-- START OF Data lines --
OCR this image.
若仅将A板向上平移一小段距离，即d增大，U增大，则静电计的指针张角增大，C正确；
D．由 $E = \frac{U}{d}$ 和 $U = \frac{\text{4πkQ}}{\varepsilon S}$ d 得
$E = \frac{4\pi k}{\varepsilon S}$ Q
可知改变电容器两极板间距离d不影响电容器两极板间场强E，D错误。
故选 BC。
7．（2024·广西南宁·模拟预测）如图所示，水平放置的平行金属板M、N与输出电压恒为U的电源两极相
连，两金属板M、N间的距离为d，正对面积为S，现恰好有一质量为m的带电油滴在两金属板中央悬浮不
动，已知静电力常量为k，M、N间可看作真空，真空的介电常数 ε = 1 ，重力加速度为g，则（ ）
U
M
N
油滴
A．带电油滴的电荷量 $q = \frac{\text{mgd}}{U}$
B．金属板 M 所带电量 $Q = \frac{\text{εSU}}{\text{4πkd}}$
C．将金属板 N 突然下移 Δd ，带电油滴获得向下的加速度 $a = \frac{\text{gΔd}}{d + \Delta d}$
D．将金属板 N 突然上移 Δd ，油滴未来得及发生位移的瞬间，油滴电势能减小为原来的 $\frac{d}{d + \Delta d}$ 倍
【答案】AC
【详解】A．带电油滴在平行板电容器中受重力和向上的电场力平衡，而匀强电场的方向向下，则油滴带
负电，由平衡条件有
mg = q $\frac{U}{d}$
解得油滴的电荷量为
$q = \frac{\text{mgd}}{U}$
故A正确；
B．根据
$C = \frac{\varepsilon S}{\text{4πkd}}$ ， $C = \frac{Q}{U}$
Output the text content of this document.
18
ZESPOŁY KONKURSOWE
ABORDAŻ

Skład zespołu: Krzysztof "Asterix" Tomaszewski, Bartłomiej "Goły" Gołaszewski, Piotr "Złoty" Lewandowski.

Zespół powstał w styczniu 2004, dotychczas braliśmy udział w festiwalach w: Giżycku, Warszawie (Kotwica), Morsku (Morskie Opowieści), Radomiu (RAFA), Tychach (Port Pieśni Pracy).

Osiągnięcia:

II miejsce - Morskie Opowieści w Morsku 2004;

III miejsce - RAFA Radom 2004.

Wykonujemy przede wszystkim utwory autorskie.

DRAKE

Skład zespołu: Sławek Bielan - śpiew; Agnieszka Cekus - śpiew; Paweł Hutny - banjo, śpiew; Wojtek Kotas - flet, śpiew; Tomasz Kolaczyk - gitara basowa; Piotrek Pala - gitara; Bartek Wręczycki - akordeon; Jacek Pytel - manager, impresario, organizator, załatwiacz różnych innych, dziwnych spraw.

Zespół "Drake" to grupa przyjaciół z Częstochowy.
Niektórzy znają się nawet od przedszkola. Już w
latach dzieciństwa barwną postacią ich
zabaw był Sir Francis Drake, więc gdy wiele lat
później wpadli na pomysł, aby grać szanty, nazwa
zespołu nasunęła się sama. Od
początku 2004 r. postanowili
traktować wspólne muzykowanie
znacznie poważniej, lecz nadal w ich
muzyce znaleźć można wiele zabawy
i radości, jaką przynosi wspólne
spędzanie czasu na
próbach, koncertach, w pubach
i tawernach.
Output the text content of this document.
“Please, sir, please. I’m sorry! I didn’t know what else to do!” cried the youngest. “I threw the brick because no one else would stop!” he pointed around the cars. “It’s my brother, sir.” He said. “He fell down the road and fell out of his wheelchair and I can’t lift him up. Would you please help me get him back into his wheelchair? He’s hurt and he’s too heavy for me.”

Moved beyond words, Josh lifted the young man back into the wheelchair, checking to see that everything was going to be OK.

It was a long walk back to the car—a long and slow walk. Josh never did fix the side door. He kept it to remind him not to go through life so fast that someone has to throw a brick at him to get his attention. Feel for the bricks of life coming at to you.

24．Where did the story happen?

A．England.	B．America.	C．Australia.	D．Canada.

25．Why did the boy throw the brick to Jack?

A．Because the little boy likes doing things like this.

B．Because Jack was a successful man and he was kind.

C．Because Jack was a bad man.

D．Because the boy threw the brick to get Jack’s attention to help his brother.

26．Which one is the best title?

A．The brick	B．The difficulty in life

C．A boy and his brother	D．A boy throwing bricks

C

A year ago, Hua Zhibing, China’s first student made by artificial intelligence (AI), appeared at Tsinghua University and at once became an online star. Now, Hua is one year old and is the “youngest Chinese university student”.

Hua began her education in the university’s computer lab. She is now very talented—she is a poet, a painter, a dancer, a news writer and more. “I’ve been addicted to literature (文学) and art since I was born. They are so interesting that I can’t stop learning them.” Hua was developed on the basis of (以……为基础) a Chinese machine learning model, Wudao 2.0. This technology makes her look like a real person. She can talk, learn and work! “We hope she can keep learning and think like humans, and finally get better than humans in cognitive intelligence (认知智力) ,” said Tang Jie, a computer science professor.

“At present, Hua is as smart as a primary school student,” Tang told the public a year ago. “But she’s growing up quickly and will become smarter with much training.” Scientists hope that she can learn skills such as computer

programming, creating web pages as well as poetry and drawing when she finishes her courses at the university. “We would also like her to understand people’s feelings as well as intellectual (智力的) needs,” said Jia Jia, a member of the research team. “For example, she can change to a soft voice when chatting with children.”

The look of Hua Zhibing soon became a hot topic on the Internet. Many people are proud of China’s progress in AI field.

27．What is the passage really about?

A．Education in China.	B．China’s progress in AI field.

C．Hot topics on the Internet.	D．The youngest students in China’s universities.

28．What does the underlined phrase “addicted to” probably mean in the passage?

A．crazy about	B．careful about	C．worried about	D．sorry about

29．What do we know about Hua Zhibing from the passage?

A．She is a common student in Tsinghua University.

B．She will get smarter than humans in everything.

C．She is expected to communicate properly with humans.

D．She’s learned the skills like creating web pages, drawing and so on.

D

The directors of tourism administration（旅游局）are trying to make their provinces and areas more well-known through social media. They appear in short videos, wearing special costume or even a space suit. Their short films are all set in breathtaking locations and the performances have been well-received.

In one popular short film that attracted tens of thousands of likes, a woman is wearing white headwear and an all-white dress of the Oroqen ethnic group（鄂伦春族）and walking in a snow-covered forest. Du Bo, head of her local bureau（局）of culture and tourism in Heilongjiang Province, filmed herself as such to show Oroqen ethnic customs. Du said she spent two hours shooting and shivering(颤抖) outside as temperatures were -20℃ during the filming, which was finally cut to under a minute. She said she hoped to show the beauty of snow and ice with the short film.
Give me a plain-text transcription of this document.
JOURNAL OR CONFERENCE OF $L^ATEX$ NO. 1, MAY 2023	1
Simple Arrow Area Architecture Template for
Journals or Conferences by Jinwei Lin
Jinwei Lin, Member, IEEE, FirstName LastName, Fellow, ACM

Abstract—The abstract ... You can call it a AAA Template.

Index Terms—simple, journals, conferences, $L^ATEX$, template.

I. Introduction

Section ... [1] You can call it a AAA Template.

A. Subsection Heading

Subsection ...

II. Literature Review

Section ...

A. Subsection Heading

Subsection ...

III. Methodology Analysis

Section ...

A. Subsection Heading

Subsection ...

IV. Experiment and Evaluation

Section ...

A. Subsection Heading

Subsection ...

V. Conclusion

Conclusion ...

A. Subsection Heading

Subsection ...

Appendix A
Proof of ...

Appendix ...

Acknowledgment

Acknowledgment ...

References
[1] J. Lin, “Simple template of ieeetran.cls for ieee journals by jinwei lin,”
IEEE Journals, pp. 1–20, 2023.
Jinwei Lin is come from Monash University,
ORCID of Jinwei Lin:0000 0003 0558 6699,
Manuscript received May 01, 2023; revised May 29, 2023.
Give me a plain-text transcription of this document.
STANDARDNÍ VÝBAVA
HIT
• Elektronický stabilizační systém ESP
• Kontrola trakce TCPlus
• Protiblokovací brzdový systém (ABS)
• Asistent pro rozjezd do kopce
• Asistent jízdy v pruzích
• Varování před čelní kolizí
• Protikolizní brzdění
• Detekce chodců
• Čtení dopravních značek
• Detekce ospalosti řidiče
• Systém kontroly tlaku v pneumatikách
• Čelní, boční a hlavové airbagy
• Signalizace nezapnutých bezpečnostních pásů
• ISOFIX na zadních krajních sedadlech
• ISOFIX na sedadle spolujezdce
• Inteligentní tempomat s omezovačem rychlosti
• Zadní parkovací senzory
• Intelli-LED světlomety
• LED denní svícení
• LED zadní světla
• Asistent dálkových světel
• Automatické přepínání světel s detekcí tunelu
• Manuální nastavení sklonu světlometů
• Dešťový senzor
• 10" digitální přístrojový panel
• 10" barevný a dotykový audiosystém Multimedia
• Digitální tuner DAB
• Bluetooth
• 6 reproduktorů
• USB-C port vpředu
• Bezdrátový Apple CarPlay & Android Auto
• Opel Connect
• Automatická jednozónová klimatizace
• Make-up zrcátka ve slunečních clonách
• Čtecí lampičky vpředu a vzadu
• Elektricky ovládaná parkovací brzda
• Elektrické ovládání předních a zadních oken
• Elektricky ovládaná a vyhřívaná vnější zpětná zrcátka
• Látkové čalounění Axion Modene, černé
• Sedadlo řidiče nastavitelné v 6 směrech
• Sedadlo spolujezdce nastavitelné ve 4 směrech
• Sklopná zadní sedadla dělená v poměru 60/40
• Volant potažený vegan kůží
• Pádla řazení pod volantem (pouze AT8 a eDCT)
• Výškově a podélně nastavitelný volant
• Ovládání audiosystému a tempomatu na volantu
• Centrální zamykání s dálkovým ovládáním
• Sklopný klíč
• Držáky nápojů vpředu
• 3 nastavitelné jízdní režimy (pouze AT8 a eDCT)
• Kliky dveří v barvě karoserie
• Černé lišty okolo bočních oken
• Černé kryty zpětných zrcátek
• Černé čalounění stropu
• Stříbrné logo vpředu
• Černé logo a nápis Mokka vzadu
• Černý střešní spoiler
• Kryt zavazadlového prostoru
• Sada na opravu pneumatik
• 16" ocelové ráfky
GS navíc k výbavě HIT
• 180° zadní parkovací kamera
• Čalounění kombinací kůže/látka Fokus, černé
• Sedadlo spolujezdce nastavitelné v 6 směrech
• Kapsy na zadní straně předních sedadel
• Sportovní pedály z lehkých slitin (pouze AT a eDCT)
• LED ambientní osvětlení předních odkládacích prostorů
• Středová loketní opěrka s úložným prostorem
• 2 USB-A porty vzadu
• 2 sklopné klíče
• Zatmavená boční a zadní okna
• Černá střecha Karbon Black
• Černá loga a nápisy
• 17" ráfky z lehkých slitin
-- END OF Data lines --
* Set problem:
Read through the entries and copy every line that includes "ráfky".

* Solution:
• 16" ocelové ráfky
• 17" ráfky z lehkých slitin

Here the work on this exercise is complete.